■ DIRECTION
Scan the data below. Pull out each line where "pptx" occurs.

Stored records
## Start

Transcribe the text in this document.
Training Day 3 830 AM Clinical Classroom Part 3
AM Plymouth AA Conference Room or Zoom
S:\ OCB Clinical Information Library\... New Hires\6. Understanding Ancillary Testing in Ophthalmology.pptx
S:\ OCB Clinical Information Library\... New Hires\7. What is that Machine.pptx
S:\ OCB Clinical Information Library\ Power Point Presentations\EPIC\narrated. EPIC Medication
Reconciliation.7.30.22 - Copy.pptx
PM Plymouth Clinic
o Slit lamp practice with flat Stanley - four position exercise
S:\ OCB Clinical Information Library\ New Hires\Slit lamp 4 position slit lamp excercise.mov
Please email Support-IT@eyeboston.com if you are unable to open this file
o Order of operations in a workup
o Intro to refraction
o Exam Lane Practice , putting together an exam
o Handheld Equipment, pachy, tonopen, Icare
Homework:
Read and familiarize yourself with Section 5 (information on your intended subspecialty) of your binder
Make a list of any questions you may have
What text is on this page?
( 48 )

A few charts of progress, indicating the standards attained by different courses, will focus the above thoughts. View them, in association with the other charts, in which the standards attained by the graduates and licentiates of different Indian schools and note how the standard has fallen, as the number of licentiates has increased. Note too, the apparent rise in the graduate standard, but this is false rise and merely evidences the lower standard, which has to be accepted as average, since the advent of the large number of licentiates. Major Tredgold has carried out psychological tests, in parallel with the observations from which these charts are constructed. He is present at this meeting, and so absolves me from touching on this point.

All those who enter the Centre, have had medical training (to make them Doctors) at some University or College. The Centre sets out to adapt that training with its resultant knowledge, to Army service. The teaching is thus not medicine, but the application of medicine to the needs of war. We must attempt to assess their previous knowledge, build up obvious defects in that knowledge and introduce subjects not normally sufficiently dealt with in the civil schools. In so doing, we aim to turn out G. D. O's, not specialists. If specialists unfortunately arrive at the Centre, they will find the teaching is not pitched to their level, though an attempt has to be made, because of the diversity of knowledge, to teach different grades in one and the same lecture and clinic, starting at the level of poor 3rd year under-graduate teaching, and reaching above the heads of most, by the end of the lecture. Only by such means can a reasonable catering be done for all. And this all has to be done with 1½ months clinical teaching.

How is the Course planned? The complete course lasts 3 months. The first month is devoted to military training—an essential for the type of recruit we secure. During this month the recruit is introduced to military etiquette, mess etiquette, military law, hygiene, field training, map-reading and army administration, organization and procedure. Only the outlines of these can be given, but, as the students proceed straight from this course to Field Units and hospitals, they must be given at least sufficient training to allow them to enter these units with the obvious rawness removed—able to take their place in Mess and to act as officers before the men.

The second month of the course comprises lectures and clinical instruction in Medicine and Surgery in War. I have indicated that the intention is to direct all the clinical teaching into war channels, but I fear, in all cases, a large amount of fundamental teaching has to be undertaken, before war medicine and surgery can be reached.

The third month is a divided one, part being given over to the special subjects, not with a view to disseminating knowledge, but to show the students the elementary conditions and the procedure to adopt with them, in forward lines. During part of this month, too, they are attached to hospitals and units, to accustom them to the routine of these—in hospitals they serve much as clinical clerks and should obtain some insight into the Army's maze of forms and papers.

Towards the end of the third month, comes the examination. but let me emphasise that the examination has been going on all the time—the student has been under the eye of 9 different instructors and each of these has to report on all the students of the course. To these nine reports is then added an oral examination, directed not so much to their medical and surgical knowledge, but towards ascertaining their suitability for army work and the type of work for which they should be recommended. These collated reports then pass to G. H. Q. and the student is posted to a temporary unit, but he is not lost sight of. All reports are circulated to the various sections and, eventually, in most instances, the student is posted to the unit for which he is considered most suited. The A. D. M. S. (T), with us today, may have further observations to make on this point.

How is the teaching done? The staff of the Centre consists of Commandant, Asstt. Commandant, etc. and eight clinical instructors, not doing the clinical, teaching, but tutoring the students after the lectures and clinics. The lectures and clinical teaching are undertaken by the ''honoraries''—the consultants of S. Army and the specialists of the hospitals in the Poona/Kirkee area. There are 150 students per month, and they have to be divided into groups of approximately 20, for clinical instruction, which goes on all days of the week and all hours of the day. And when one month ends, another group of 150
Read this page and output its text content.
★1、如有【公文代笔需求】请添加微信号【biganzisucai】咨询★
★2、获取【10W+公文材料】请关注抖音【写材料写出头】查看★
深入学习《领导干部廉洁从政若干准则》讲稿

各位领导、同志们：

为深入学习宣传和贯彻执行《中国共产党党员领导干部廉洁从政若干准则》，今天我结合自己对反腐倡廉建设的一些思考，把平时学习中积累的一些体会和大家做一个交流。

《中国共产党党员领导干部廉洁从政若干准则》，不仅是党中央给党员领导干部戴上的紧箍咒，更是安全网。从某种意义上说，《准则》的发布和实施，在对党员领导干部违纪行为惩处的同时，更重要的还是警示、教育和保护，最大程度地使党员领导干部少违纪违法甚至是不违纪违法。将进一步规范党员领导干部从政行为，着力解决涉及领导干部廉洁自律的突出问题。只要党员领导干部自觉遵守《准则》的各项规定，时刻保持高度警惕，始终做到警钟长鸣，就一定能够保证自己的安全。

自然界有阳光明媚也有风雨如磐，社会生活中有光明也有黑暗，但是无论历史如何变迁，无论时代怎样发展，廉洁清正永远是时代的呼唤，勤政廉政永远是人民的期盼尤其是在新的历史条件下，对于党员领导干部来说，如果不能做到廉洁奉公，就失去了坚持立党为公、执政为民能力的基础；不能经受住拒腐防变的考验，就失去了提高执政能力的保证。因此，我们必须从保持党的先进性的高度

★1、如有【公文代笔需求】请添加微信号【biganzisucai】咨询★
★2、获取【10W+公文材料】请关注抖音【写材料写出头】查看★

## End

■ ANSWER FOR THE TASK
S:\ OCB Clinical Information Library\... New Hires\6. Understanding Ancillary Testing in Ophthalmology.pptx
S:\ OCB Clinical Information Library\... New Hires\7. What is that Machine.pptx
Reconciliation.7.30.22 - Copy.pptx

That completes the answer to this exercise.